▶ **Given instruction**
Among the lines below, count those containing the word "hutta". Give the number only.

=== Data provided ===

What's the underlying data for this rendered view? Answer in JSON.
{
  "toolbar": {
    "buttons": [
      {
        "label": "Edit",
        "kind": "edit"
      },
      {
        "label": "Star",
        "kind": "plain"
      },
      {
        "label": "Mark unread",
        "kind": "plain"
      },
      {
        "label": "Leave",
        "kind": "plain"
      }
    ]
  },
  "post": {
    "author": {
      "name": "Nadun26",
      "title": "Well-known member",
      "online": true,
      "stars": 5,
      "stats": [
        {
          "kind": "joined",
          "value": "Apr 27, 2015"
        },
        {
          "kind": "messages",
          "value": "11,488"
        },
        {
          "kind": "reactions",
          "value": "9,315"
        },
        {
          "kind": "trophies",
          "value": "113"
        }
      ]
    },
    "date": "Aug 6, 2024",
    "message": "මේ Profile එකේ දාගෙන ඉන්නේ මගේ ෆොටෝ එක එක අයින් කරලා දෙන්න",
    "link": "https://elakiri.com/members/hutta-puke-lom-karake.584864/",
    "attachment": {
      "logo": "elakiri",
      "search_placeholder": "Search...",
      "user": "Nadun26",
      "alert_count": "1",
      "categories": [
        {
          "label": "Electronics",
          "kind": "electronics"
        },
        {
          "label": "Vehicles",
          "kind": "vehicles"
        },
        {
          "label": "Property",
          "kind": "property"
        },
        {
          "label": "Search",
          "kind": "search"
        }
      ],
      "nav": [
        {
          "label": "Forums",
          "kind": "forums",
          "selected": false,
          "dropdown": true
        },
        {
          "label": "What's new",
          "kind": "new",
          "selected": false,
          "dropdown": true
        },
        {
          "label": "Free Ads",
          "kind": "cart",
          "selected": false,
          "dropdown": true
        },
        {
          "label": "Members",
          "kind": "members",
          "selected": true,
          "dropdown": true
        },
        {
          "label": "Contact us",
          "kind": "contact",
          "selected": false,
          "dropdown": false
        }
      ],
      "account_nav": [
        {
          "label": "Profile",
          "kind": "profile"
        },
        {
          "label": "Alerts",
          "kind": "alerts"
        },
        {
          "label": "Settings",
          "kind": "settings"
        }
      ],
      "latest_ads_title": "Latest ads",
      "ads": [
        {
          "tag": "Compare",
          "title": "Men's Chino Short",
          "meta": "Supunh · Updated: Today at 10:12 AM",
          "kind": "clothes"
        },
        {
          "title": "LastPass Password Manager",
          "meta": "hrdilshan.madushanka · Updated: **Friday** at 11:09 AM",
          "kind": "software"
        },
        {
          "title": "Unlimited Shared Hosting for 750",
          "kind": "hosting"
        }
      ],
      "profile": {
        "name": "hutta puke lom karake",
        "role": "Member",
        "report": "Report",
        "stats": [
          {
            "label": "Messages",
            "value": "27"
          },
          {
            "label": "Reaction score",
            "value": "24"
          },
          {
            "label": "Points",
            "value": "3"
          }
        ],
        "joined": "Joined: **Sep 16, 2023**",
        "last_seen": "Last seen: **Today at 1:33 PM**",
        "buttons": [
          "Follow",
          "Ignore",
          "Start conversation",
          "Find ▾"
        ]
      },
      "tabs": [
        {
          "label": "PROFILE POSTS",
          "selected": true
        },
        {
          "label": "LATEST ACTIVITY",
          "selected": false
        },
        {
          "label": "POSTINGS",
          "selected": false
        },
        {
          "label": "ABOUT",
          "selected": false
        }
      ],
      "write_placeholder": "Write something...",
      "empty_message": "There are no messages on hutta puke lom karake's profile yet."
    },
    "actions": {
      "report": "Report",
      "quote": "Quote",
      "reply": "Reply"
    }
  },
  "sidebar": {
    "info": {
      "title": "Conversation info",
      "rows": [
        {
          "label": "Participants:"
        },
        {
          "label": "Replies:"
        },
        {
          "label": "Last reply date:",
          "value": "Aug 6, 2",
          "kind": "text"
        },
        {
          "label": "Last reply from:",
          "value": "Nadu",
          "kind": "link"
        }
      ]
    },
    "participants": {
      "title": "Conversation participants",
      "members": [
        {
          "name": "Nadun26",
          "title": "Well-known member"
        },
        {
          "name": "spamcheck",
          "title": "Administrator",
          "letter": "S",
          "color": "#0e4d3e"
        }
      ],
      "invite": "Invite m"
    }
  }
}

===

▶ **Task response**
3